Do this: Look through the data below. Collect every line where the word "cranes" occurs.

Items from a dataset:
— START —

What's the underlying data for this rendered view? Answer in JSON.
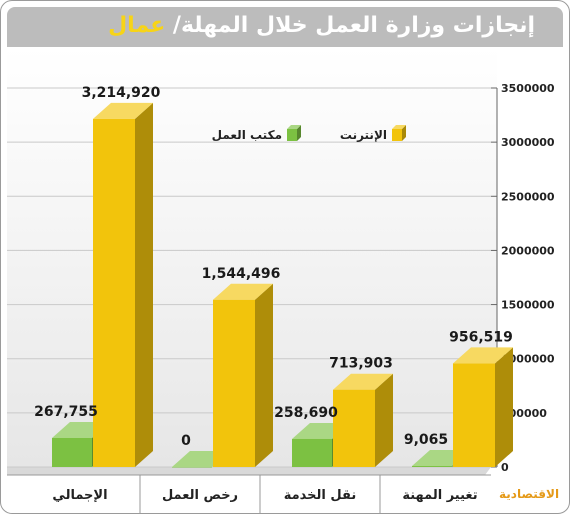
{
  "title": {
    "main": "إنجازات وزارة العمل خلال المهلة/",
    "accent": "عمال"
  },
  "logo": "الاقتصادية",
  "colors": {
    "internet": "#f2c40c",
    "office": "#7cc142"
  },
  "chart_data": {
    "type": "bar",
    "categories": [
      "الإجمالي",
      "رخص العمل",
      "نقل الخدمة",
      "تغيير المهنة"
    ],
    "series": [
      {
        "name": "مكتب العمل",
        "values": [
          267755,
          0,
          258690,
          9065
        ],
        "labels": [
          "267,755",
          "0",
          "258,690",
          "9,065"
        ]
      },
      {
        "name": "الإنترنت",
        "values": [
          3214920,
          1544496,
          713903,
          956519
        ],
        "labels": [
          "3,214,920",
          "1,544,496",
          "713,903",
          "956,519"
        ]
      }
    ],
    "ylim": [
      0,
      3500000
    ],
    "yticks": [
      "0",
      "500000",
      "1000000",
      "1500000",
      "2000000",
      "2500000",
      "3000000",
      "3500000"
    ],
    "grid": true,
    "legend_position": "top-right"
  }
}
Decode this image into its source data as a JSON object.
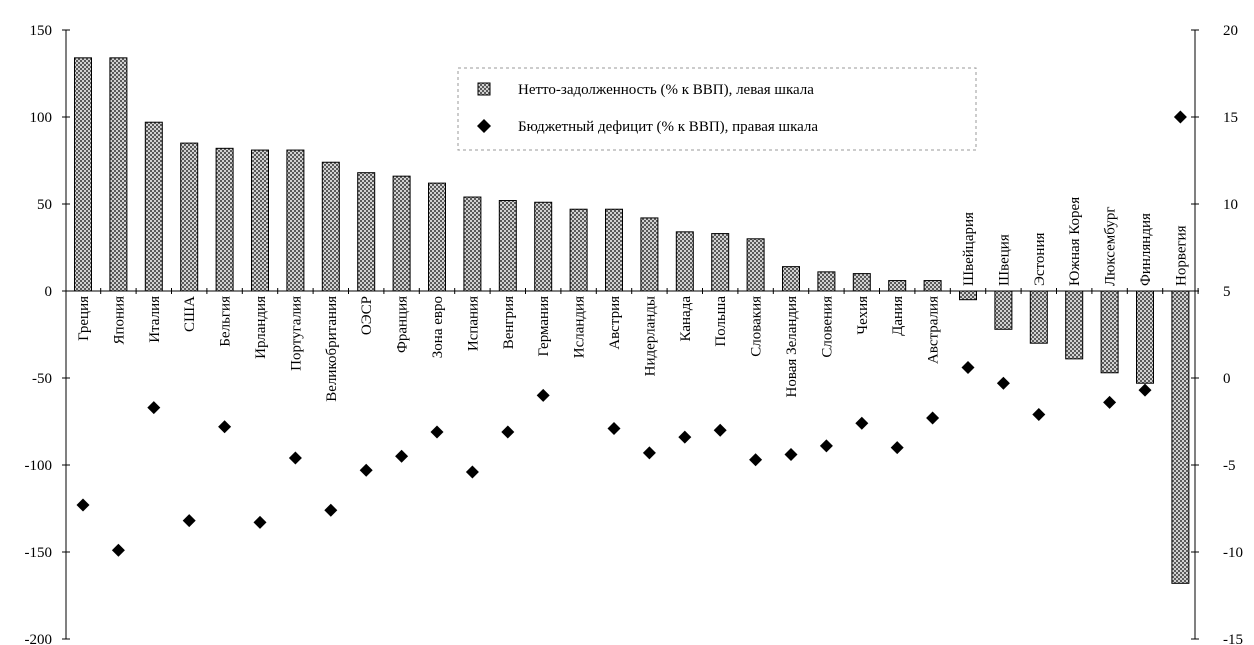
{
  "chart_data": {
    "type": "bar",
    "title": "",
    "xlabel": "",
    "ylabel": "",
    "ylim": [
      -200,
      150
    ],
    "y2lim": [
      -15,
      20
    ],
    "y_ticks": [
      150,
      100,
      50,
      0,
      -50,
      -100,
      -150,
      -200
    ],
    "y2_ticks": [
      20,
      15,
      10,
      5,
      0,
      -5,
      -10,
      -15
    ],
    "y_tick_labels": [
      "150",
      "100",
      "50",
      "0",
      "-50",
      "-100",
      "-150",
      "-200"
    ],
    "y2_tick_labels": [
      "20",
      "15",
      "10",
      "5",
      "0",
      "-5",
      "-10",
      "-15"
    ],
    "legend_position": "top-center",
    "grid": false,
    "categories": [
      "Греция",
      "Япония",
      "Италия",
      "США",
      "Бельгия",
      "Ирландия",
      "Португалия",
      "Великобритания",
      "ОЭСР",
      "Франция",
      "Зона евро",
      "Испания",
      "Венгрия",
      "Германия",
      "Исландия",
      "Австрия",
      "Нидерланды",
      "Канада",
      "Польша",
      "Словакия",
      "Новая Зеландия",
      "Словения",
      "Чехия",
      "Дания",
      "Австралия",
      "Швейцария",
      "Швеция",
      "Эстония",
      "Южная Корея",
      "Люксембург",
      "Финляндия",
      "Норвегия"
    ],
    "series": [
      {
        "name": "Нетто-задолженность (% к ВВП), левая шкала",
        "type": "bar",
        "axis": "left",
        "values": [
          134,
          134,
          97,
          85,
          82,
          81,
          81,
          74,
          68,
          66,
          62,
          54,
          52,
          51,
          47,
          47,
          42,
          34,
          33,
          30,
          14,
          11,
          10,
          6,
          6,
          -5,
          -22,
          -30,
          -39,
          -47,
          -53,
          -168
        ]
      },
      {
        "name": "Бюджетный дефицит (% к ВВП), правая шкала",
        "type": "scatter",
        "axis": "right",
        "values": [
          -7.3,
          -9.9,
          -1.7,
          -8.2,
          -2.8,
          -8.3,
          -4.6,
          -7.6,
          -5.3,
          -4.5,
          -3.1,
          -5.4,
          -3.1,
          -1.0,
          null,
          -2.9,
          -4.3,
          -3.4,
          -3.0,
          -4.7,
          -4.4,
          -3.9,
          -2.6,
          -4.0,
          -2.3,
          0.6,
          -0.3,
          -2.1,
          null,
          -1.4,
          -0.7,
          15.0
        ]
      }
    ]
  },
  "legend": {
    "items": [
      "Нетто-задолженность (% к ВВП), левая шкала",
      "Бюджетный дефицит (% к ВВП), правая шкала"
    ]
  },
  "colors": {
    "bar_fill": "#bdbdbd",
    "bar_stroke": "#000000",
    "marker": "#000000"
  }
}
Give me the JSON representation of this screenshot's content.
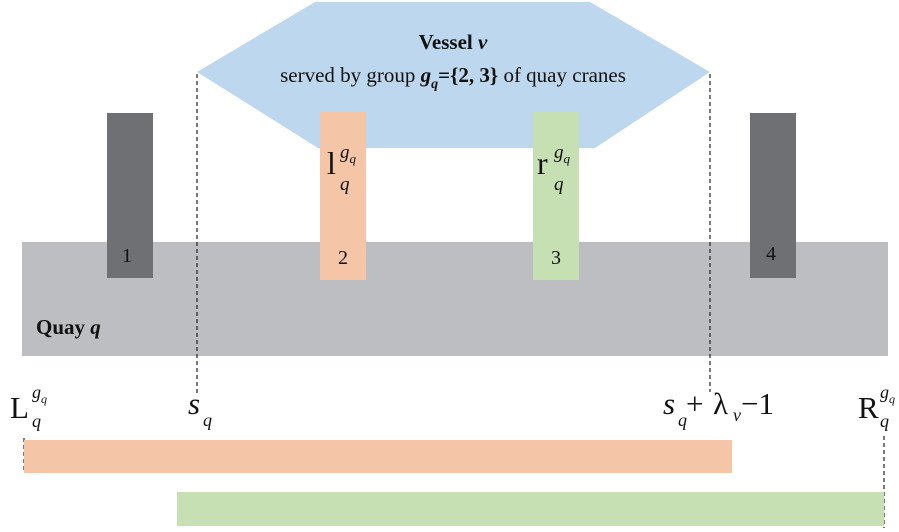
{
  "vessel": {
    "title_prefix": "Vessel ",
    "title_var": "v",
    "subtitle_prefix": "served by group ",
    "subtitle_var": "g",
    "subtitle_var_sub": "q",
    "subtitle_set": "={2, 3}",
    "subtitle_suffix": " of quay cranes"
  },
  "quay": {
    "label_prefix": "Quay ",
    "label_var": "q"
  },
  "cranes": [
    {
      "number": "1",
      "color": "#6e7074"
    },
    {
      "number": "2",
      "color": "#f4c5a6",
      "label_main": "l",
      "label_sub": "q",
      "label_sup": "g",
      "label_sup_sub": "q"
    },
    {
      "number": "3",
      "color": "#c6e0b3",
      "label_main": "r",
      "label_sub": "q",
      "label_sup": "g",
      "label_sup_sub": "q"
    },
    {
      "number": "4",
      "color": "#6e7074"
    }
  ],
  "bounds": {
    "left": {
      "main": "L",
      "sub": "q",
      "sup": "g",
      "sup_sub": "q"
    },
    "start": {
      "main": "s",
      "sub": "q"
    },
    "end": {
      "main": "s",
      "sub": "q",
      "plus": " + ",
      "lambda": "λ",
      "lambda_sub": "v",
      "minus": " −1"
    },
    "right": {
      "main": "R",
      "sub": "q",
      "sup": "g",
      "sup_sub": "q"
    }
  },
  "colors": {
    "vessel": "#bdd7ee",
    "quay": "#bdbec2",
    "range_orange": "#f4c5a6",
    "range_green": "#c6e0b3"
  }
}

— END —

Output for this exercise:
    "subtitle_suffix": " of quay cranes"
  "cranes": [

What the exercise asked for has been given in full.